## Work to be completed
Among the entries below, find the lines with "узлы" and copy them.

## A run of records
** Begin **
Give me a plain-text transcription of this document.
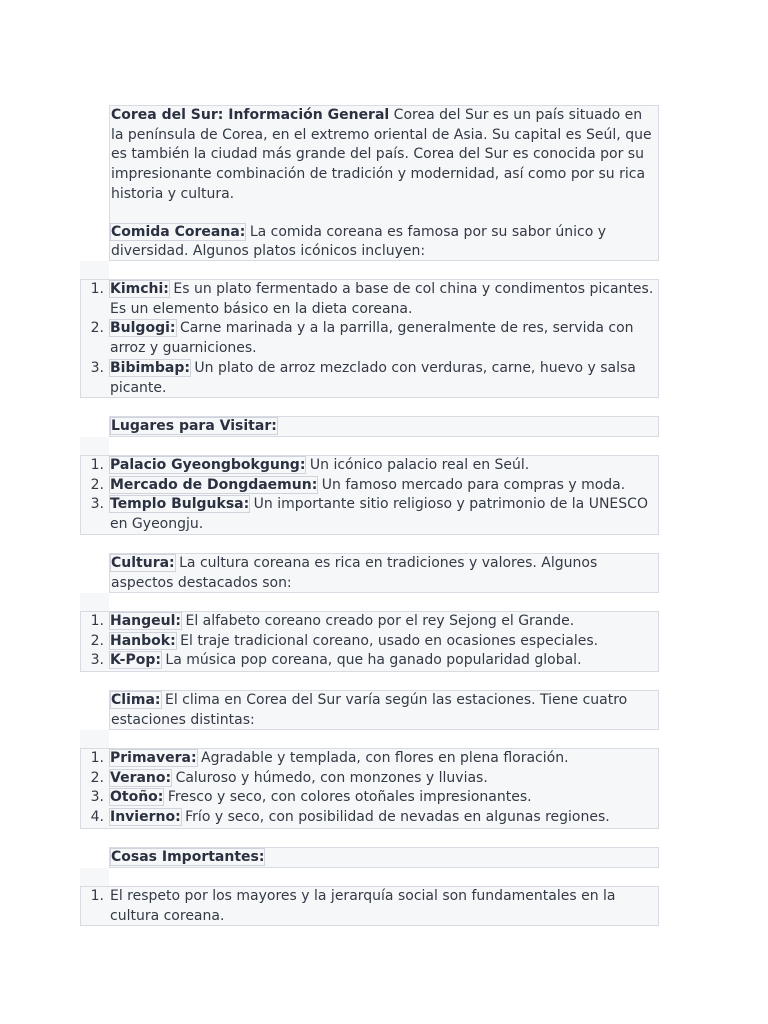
Corea del Sur: Información General Corea del Sur es un país situado en la península de Corea, en el extremo oriental de Asia. Su capital es Seúl, que es también la ciudad más grande del país. Corea del Sur es conocida por su impresionante combinación de tradición y modernidad, así como por su rica historia y cultura.

Comida Coreana: La comida coreana es famosa por su sabor único y diversidad. Algunos platos icónicos incluyen:

1. Kimchi: Es un plato fermentado a base de col china y condimentos picantes. Es un elemento básico en la dieta coreana.
2. Bulgogi: Carne marinada y a la parrilla, generalmente de res, servida con arroz y guarniciones.
3. Bibimbap: Un plato de arroz mezclado con verduras, carne, huevo y salsa picante.

Lugares para Visitar:

1. Palacio Gyeongbokgung: Un icónico palacio real en Seúl.
2. Mercado de Dongdaemun: Un famoso mercado para compras y moda.
3. Templo Bulguksa: Un importante sitio religioso y patrimonio de la UNESCO en Gyeongju.

Cultura: La cultura coreana es rica en tradiciones y valores. Algunos aspectos destacados son:

1. Hangeul: El alfabeto coreano creado por el rey Sejong el Grande.
2. Hanbok: El traje tradicional coreano, usado en ocasiones especiales.
3. K-Pop: La música pop coreana, que ha ganado popularidad global.

Clima: El clima en Corea del Sur varía según las estaciones. Tiene cuatro estaciones distintas:

1. Primavera: Agradable y templada, con flores en plena floración.
2. Verano: Caluroso y húmedo, con monzones y lluvias.
3. Otoño: Fresco y seco, con colores otoñales impresionantes.
4. Invierno: Frío y seco, con posibilidad de nevadas en algunas regiones.

Cosas Importantes:

1. El respeto por los mayores y la jerarquía social son fundamentales en la cultura coreana.
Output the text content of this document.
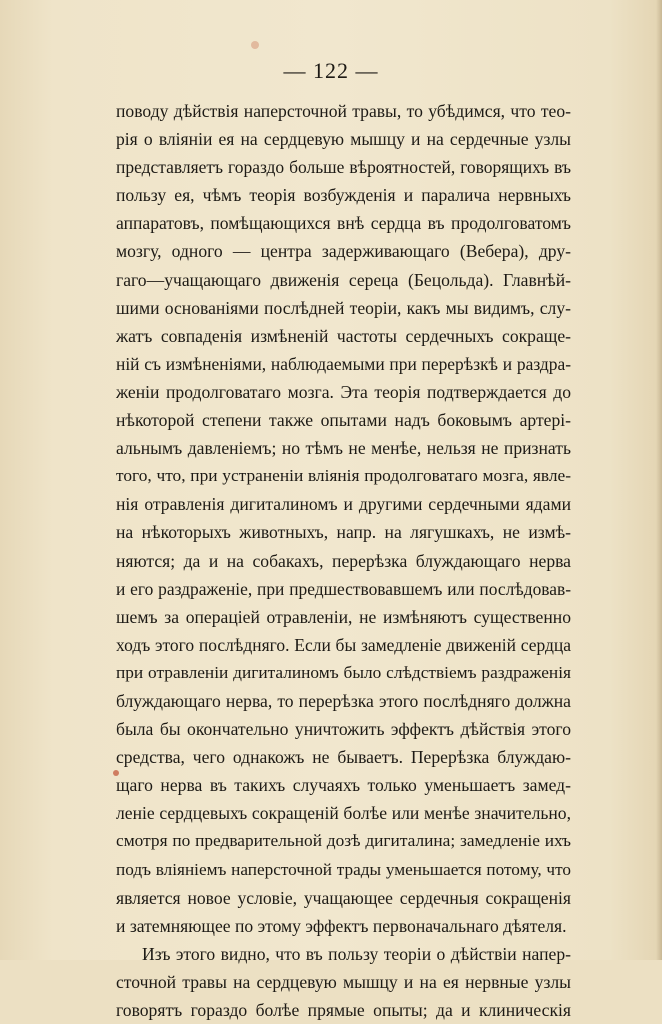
— 122 —
поводу дѣйствія наперсточной травы, то убѣдимся, что тео-
рія о вліяніи ея на сердцевую мышцу и на сердечные узлы
представляетъ гораздо больше вѣроятностей, говорящихъ въ
пользу ея, чѣмъ теорія возбужденія и паралича нервныхъ
аппаратовъ, помѣщающихся внѣ сердца въ продолговатомъ
мозгу, одного — центра задерживающаго (Вебера), дру-
гаго—учащающаго движенія серeца (Бецольда). Главнѣй-
шими основаніями послѣдней теоріи, какъ мы видимъ, слу-
жатъ совпаденія измѣненій частоты сердечныхъ сокраще-
ній съ измѣненіями, наблюдаемыми при перерѣзкѣ и раздра-
женіи продолговатаго мозга. Эта теорія подтверждается до
нѣкоторой степени также опытами надъ боковымъ артерi-
альнымъ давленіемъ; но тѣмъ не менѣе, нельзя не признать
того, что, при устраненіи вліянія продолговатаго мозга, явле-
нія отравленія дигиталиномъ и другими сердечными ядами
на нѣкоторыхъ животныхъ, напр. на лягушкахъ, не измѣ-
няются; да и на собакахъ, перерѣзка блуждающаго нерва
и его раздраженіе, при предшествовавшемъ или послѣдовав-
шемъ за операціей отравленіи, не измѣняютъ существенно
ходъ этого послѣдняго. Если бы замедленіе движеній сердца
при отравленіи дигиталиномъ было слѣдствіемъ раздраженія
блуждающаго нерва, то перерѣзка этого послѣдняго должна
была бы окончательно уничтожить эффектъ дѣйствія этого
средства, чего однакожъ не бываетъ. Перерѣзка блуждаю-
щаго нерва въ такихъ случаяхъ только уменьшаетъ замед-
леніе сердцевыхъ сокращеній болѣе или менѣе значительно,
смотря по предварительной дозѣ дигиталина; замедленіе ихъ
подъ вліяніемъ наперсточной трады уменьшается потому, что
является новое условіе, учащающее сердечныя сокращенія
и затемняющее по этому эффектъ первоначальнаго дѣятеля.
Изъ этого видно, что въ пользу теоріи о дѣйствіи напер-
сточной травы на сердцевую мышцу и на ея нервные узлы
говорятъ гораздо болѣе прямые опыты; да и клиническія
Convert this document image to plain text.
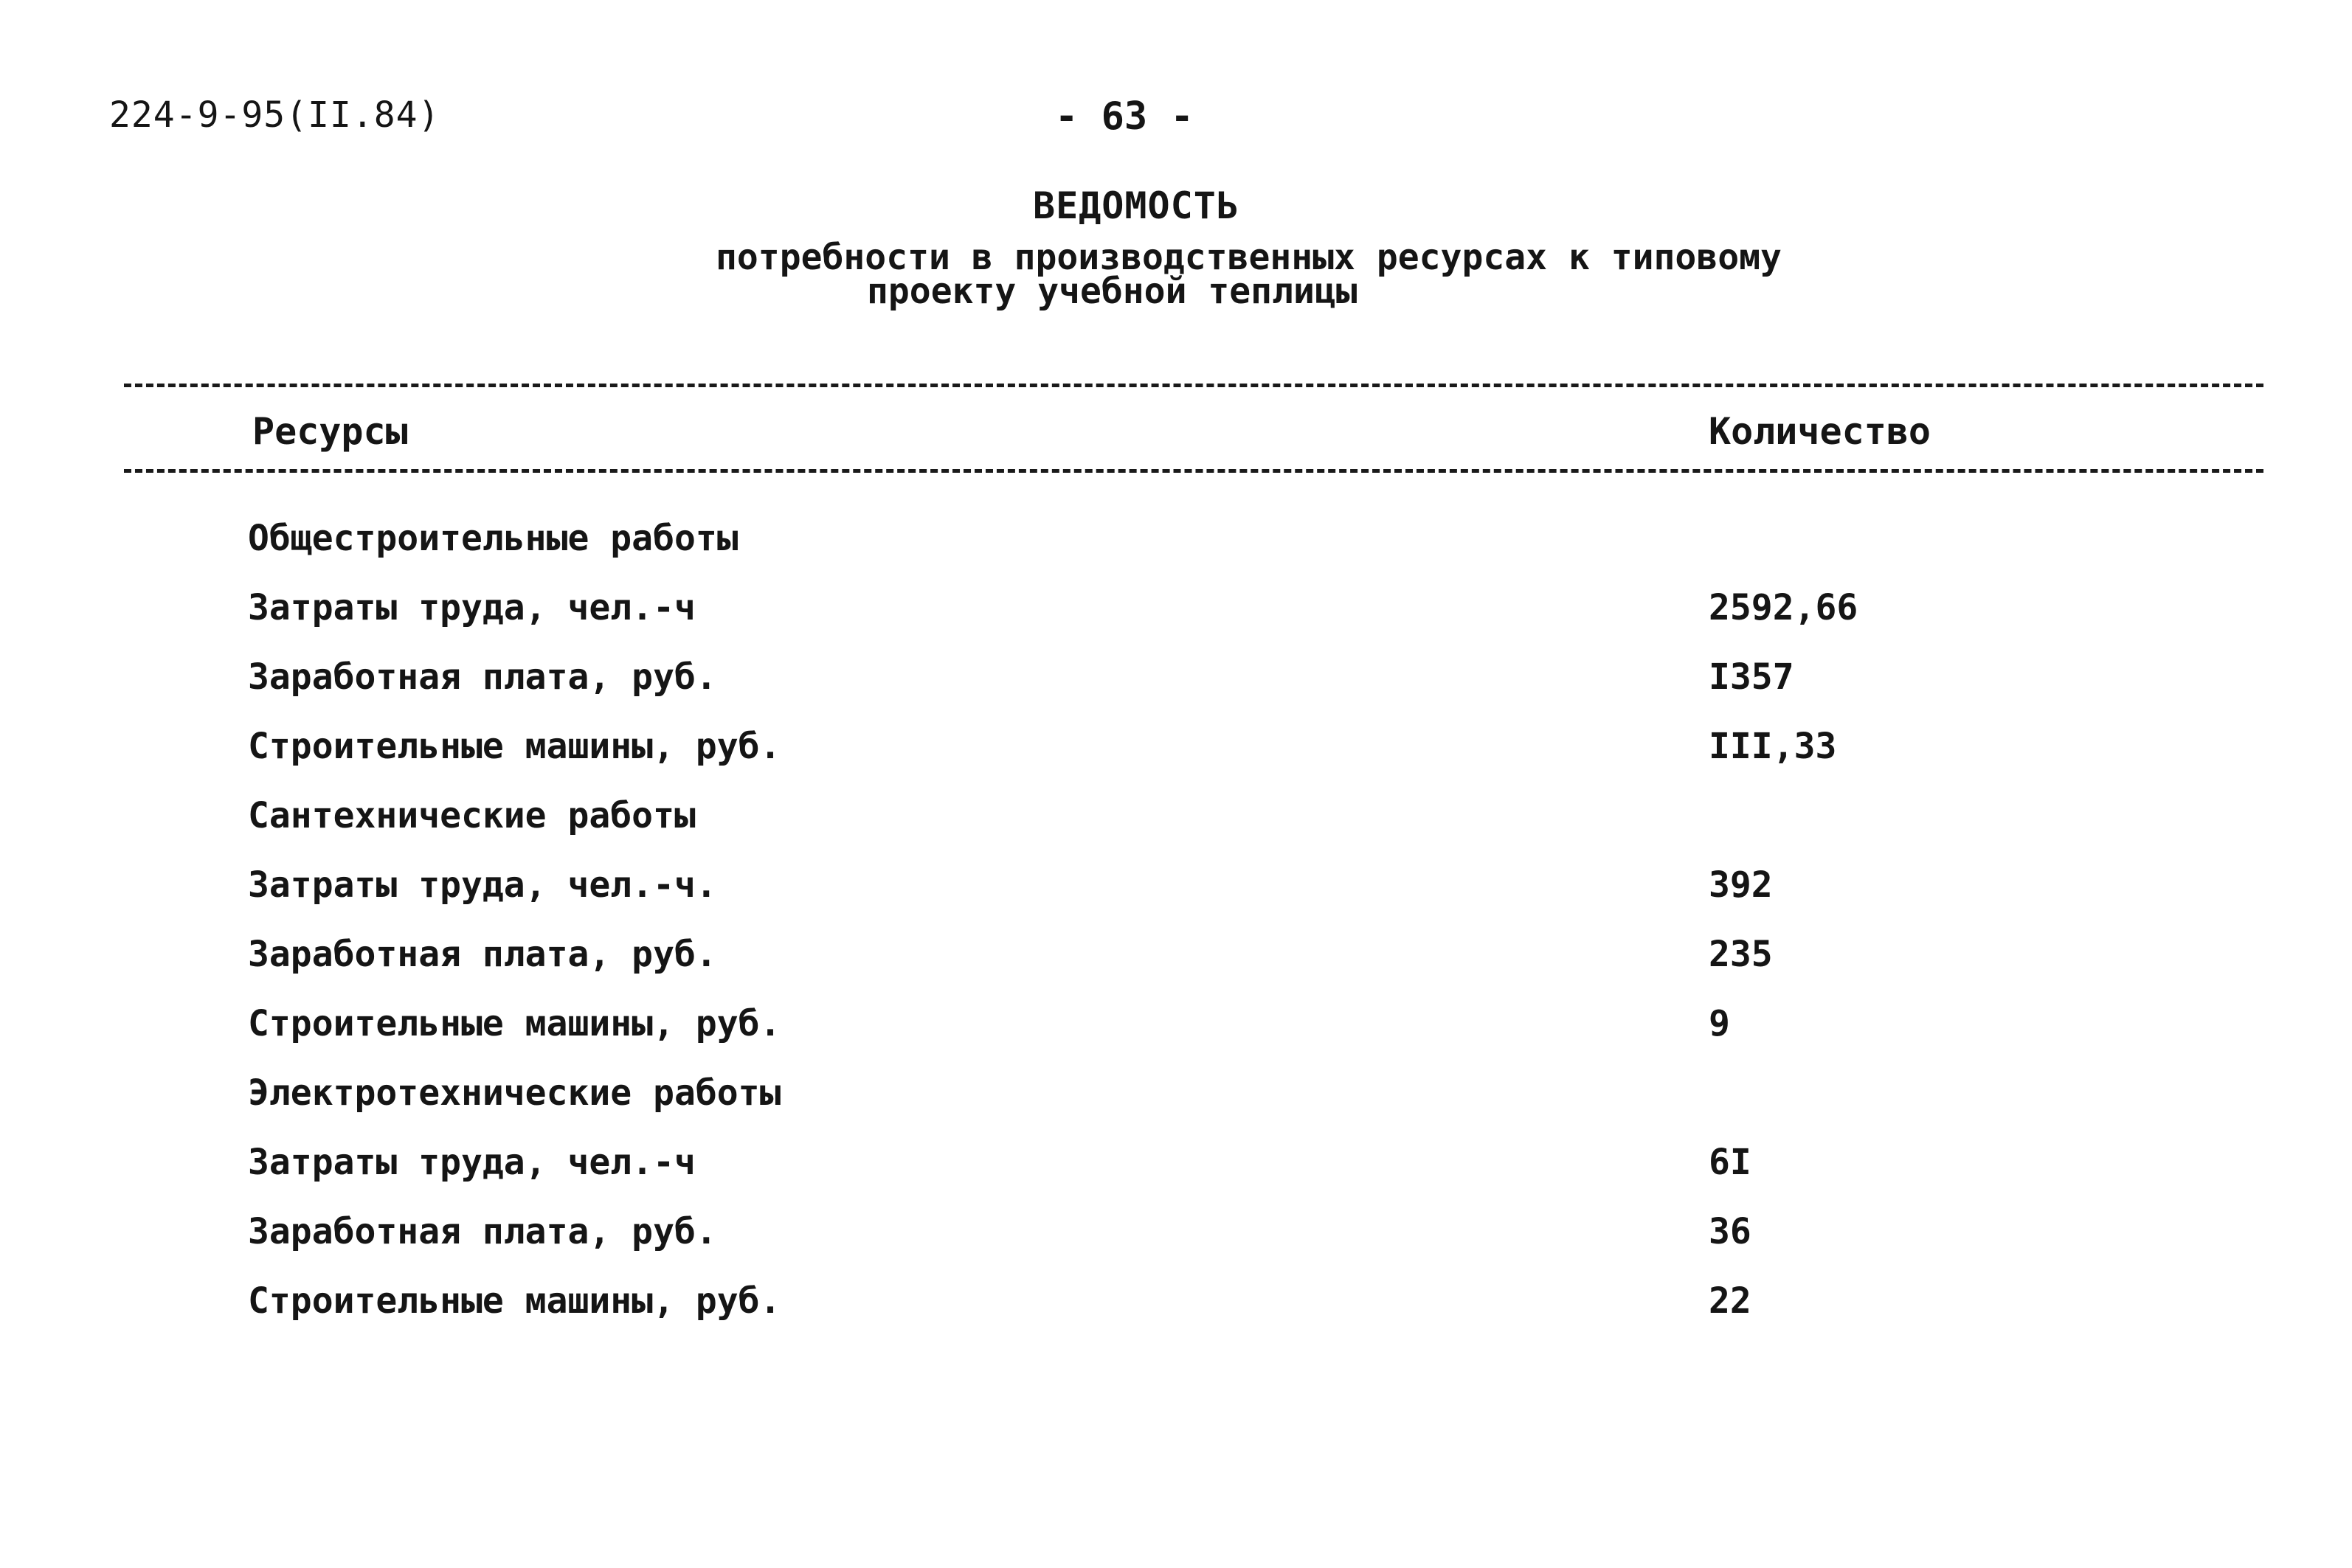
224-9-95(II.84)	- 63 -
ВЕДОМОСТЬ
потребности в производственных ресурсах к типовому
проекту учебной теплицы
Ресурсы	Количество
Общестроительные работы
Затраты труда, чел.-ч	2592,66
Заработная плата, руб.	I357
Строительные машины, руб.	III,33
Сантехнические работы
Затраты труда, чел.-ч.	392
Заработная плата, руб.	235
Строительные машины, руб.	9
Электротехнические работы
Затраты труда, чел.-ч	6I
Заработная плата, руб.	36
Строительные машины, руб.	22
** End **
## Problem solution
рія о вліяніи ея на сердцевую мышцу и на сердечные узлы
сточной травы на сердцевую мышцу и на ея нервные узлы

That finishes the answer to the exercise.